— WORK TO BE COMPLETED —
Your copy of the material must match it exactly, except that pictures are dropped.

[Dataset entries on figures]
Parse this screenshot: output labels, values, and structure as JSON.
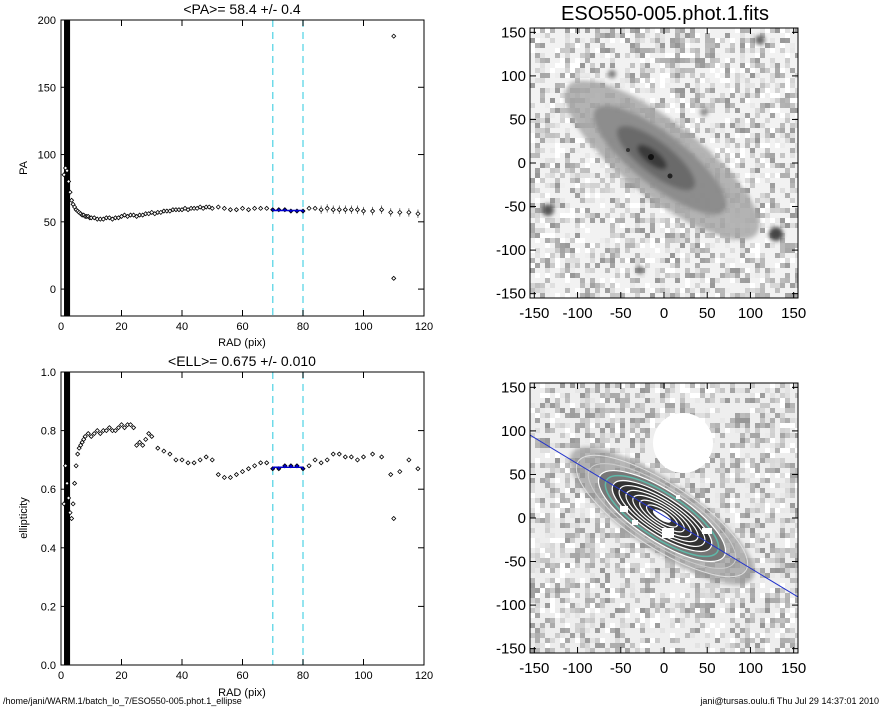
{
  "chart_data": [
    {
      "type": "scatter",
      "title": "<PA>=  58.4 +/-   0.4",
      "xlabel": "RAD (pix)",
      "ylabel": "PA",
      "xlim": [
        0,
        120
      ],
      "ylim": [
        -20,
        200
      ],
      "xticks": [
        "0",
        "20",
        "40",
        "60",
        "80",
        "100",
        "120"
      ],
      "yticks": [
        "0",
        "50",
        "100",
        "150",
        "200"
      ],
      "fit_range": [
        70,
        80
      ],
      "fit_value": 58.4,
      "series": [
        {
          "x": [
            1,
            1.5,
            2,
            2.5,
            3,
            3.5,
            4,
            4.5,
            5,
            5.5,
            6,
            6.5,
            7,
            7.5,
            8,
            8.5,
            9,
            9.5,
            10,
            11,
            12,
            13,
            14,
            15,
            16,
            17,
            18,
            19,
            20,
            21,
            22,
            23,
            24,
            25,
            26,
            27,
            28,
            29,
            30,
            31,
            32,
            33,
            34,
            35,
            36,
            37,
            38,
            39,
            40,
            41,
            42,
            43,
            44,
            45,
            46,
            47,
            48,
            49,
            50,
            52,
            54,
            56,
            58,
            60,
            62,
            64,
            66,
            68,
            70,
            72,
            74,
            76,
            78,
            80,
            82,
            84,
            86,
            88,
            90,
            92,
            94,
            96,
            98,
            100,
            103,
            106,
            109,
            112,
            115,
            118
          ],
          "y": [
            85,
            90,
            88,
            80,
            72,
            66,
            63,
            61,
            59,
            58,
            57,
            56,
            55,
            55,
            54,
            54,
            54,
            53,
            53,
            53,
            52,
            52,
            52,
            53,
            53,
            52,
            53,
            53,
            54,
            55,
            54,
            55,
            55,
            54,
            55,
            55,
            56,
            56,
            57,
            56,
            57,
            57,
            58,
            58,
            58,
            59,
            59,
            59,
            59,
            60,
            59,
            60,
            60,
            60,
            61,
            60,
            61,
            61,
            60,
            61,
            60,
            59,
            59,
            60,
            59,
            60,
            60,
            60,
            59,
            59,
            59,
            58,
            58,
            58,
            60,
            60,
            59,
            60,
            59,
            59,
            59,
            59,
            59,
            58,
            58,
            59,
            57,
            57,
            57,
            56
          ]
        },
        {
          "x": [
            110,
            110
          ],
          "y": [
            188,
            8
          ]
        }
      ]
    },
    {
      "type": "heatmap",
      "title": "ESO550-005.phot.1.fits",
      "xticks": [
        "-150",
        "-100",
        "-50",
        "0",
        "50",
        "100",
        "150"
      ],
      "yticks": [
        "150",
        "100",
        "50",
        "0",
        "-50",
        "-100",
        "-150"
      ],
      "xlim": [
        -155,
        155
      ],
      "ylim": [
        -155,
        155
      ]
    },
    {
      "type": "scatter",
      "title": "<ELL>= 0.675 +/-  0.010",
      "xlabel": "RAD (pix)",
      "ylabel": "ellipticity",
      "xlim": [
        0,
        120
      ],
      "ylim": [
        0,
        1
      ],
      "xticks": [
        "0",
        "20",
        "40",
        "60",
        "80",
        "100",
        "120"
      ],
      "yticks": [
        "0.0",
        "0.2",
        "0.4",
        "0.6",
        "0.8",
        "1.0"
      ],
      "fit_range": [
        70,
        80
      ],
      "fit_value": 0.675,
      "series": [
        {
          "x": [
            1,
            1.5,
            2,
            2.5,
            3,
            3.5,
            4,
            4.5,
            5,
            5.5,
            6,
            6.5,
            7,
            7.5,
            8,
            9,
            10,
            11,
            12,
            13,
            14,
            15,
            16,
            17,
            18,
            19,
            20,
            21,
            22,
            23,
            24,
            25,
            26,
            27,
            28,
            29,
            30,
            32,
            34,
            36,
            38,
            40,
            42,
            44,
            46,
            48,
            50,
            52,
            54,
            56,
            58,
            60,
            62,
            64,
            66,
            68,
            70,
            72,
            74,
            76,
            78,
            80,
            82,
            84,
            86,
            88,
            90,
            92,
            94,
            96,
            98,
            100,
            103,
            106,
            109,
            112,
            115,
            118
          ],
          "y": [
            0.55,
            0.68,
            0.62,
            0.57,
            0.52,
            0.5,
            0.55,
            0.62,
            0.68,
            0.72,
            0.74,
            0.75,
            0.76,
            0.77,
            0.78,
            0.79,
            0.78,
            0.79,
            0.8,
            0.79,
            0.8,
            0.8,
            0.81,
            0.8,
            0.8,
            0.81,
            0.82,
            0.81,
            0.82,
            0.82,
            0.81,
            0.75,
            0.76,
            0.75,
            0.77,
            0.79,
            0.78,
            0.74,
            0.73,
            0.72,
            0.7,
            0.7,
            0.69,
            0.69,
            0.7,
            0.71,
            0.7,
            0.65,
            0.64,
            0.64,
            0.65,
            0.66,
            0.67,
            0.68,
            0.69,
            0.69,
            0.67,
            0.67,
            0.68,
            0.68,
            0.68,
            0.67,
            0.68,
            0.7,
            0.69,
            0.7,
            0.72,
            0.72,
            0.71,
            0.71,
            0.7,
            0.71,
            0.72,
            0.71,
            0.65,
            0.66,
            0.7,
            0.67
          ]
        },
        {
          "x": [
            110
          ],
          "y": [
            0.5
          ]
        }
      ]
    },
    {
      "type": "heatmap",
      "title": "",
      "xticks": [
        "-150",
        "-100",
        "-50",
        "0",
        "50",
        "100",
        "150"
      ],
      "yticks": [
        "150",
        "100",
        "50",
        "0",
        "-50",
        "-100",
        "-150"
      ],
      "xlim": [
        -155,
        155
      ],
      "ylim": [
        -155,
        155
      ]
    }
  ],
  "footer": {
    "left": "/home/jani/WARM.1/batch_lo_7/ESO550-005.phot.1_ellipse",
    "right": "jani@tursas.oulu.fi  Thu Jul 29 14:37:01 2010"
  },
  "colors": {
    "fit_line": "#0000cc",
    "range_marker": "#66d8e8",
    "axes": "#000000"
  }
}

— TASK OUTPUT —
Parse this screenshot: output labels, values, and structure as JSON.
{
  "chart_data": [
    {
      "type": "scatter",
      "title": "<PA>=  58.4 +/-   0.4",
      "xlabel": "RAD (pix)",
      "ylabel": "PA",
      "xlim": [
        0,
        120
      ],
      "ylim": [
        -20,
        200
      ],
      "xticks": [
        "0",
        "20",
        "40",
        "60",
        "80",
        "100",
        "120"
      ],
      "yticks": [
        "0",
        "50",
        "100",
        "150",
        "200"
      ],
      "fit_range": [
        70,
        80
      ],
      "fit_value": 58.4,
      "series": [
        {
          "x": [
            1,
            1.5,
            2,
            2.5,
            3,
            3.5,
            4,
            4.5,
            5,
            5.5,
            6,
            6.5,
            7,
            7.5,
            8,
            8.5,
            9,
            9.5,
            10,
            11,
            12,
            13,
            14,
            15,
            16,
            17,
            18,
            19,
            20,
            21,
            22,
            23,
            24,
            25,
            26,
            27,
            28,
            29,
            30,
            31,
            32,
            33,
            34,
            35,
            36,
            37,
            38,
            39,
            40,
            41,
            42,
            43,
            44,
            45,
            46,
            47,
            48,
            49,
            50,
            52,
            54,
            56,
            58,
            60,
            62,
            64,
            66,
            68,
            70,
            72,
            74,
            76,
            78,
            80,
            82,
            84,
            86,
            88,
            90,
            92,
            94,
            96,
            98,
            100,
            103,
            106,
            109,
            112,
            115,
            118
          ],
          "y": [
            85,
            90,
            88,
            80,
            72,
            66,
            63,
            61,
            59,
            58,
            57,
            56,
            55,
            55,
            54,
            54,
            54,
            53,
            53,
            53,
            52,
            52,
            52,
            53,
            53,
            52,
            53,
            53,
            54,
            55,
            54,
            55,
            55,
            54,
            55,
            55,
            56,
            56,
            57,
            56,
            57,
            57,
            58,
            58,
            58,
            59,
            59,
            59,
            59,
            60,
            59,
            60,
            60,
            60,
            61,
            60,
            61,
            61,
            60,
            61,
            60,
            59,
            59,
            60,
            59,
            60,
            60,
            60,
            59,
            59,
            59,
            58,
            58,
            58,
            60,
            60,
            59,
            60,
            59,
            59,
            59,
            59,
            59,
            58,
            58,
            59,
            57,
            57,
            57,
            56
          ]
        },
        {
          "x": [
            110,
            110
          ],
          "y": [
            188,
            8
          ]
        }
      ]
    },
    {
      "type": "heatmap",
      "title": "ESO550-005.phot.1.fits",
      "xticks": [
        "-150",
        "-100",
        "-50",
        "0",
        "50",
        "100",
        "150"
      ],
      "yticks": [
        "150",
        "100",
        "50",
        "0",
        "-50",
        "-100",
        "-150"
      ],
      "xlim": [
        -155,
        155
      ],
      "ylim": [
        -155,
        155
      ]
    },
    {
      "type": "scatter",
      "title": "<ELL>= 0.675 +/-  0.010",
      "xlabel": "RAD (pix)",
      "ylabel": "ellipticity",
      "xlim": [
        0,
        120
      ],
      "ylim": [
        0,
        1
      ],
      "xticks": [
        "0",
        "20",
        "40",
        "60",
        "80",
        "100",
        "120"
      ],
      "yticks": [
        "0.0",
        "0.2",
        "0.4",
        "0.6",
        "0.8",
        "1.0"
      ],
      "fit_range": [
        70,
        80
      ],
      "fit_value": 0.675,
      "series": [
        {
          "x": [
            1,
            1.5,
            2,
            2.5,
            3,
            3.5,
            4,
            4.5,
            5,
            5.5,
            6,
            6.5,
            7,
            7.5,
            8,
            9,
            10,
            11,
            12,
            13,
            14,
            15,
            16,
            17,
            18,
            19,
            20,
            21,
            22,
            23,
            24,
            25,
            26,
            27,
            28,
            29,
            30,
            32,
            34,
            36,
            38,
            40,
            42,
            44,
            46,
            48,
            50,
            52,
            54,
            56,
            58,
            60,
            62,
            64,
            66,
            68,
            70,
            72,
            74,
            76,
            78,
            80,
            82,
            84,
            86,
            88,
            90,
            92,
            94,
            96,
            98,
            100,
            103,
            106,
            109,
            112,
            115,
            118
          ],
          "y": [
            0.55,
            0.68,
            0.62,
            0.57,
            0.52,
            0.5,
            0.55,
            0.62,
            0.68,
            0.72,
            0.74,
            0.75,
            0.76,
            0.77,
            0.78,
            0.79,
            0.78,
            0.79,
            0.8,
            0.79,
            0.8,
            0.8,
            0.81,
            0.8,
            0.8,
            0.81,
            0.82,
            0.81,
            0.82,
            0.82,
            0.81,
            0.75,
            0.76,
            0.75,
            0.77,
            0.79,
            0.78,
            0.74,
            0.73,
            0.72,
            0.7,
            0.7,
            0.69,
            0.69,
            0.7,
            0.71,
            0.7,
            0.65,
            0.64,
            0.64,
            0.65,
            0.66,
            0.67,
            0.68,
            0.69,
            0.69,
            0.67,
            0.67,
            0.68,
            0.68,
            0.68,
            0.67,
            0.68,
            0.7,
            0.69,
            0.7,
            0.72,
            0.72,
            0.71,
            0.71,
            0.7,
            0.71,
            0.72,
            0.71,
            0.65,
            0.66,
            0.7,
            0.67
          ]
        },
        {
          "x": [
            110
          ],
          "y": [
            0.5
          ]
        }
      ]
    },
    {
      "type": "heatmap",
      "title": "",
      "xticks": [
        "-150",
        "-100",
        "-50",
        "0",
        "50",
        "100",
        "150"
      ],
      "yticks": [
        "150",
        "100",
        "50",
        "0",
        "-50",
        "-100",
        "-150"
      ],
      "xlim": [
        -155,
        155
      ],
      "ylim": [
        -155,
        155
      ]
    }
  ],
  "footer": {
    "left": "/home/jani/WARM.1/batch_lo_7/ESO550-005.phot.1_ellipse",
    "right": "jani@tursas.oulu.fi  Thu Jul 29 14:37:01 2010"
  },
  "colors": {
    "fit_line": "#0000cc",
    "range_marker": "#66d8e8",
    "axes": "#000000"
  }
}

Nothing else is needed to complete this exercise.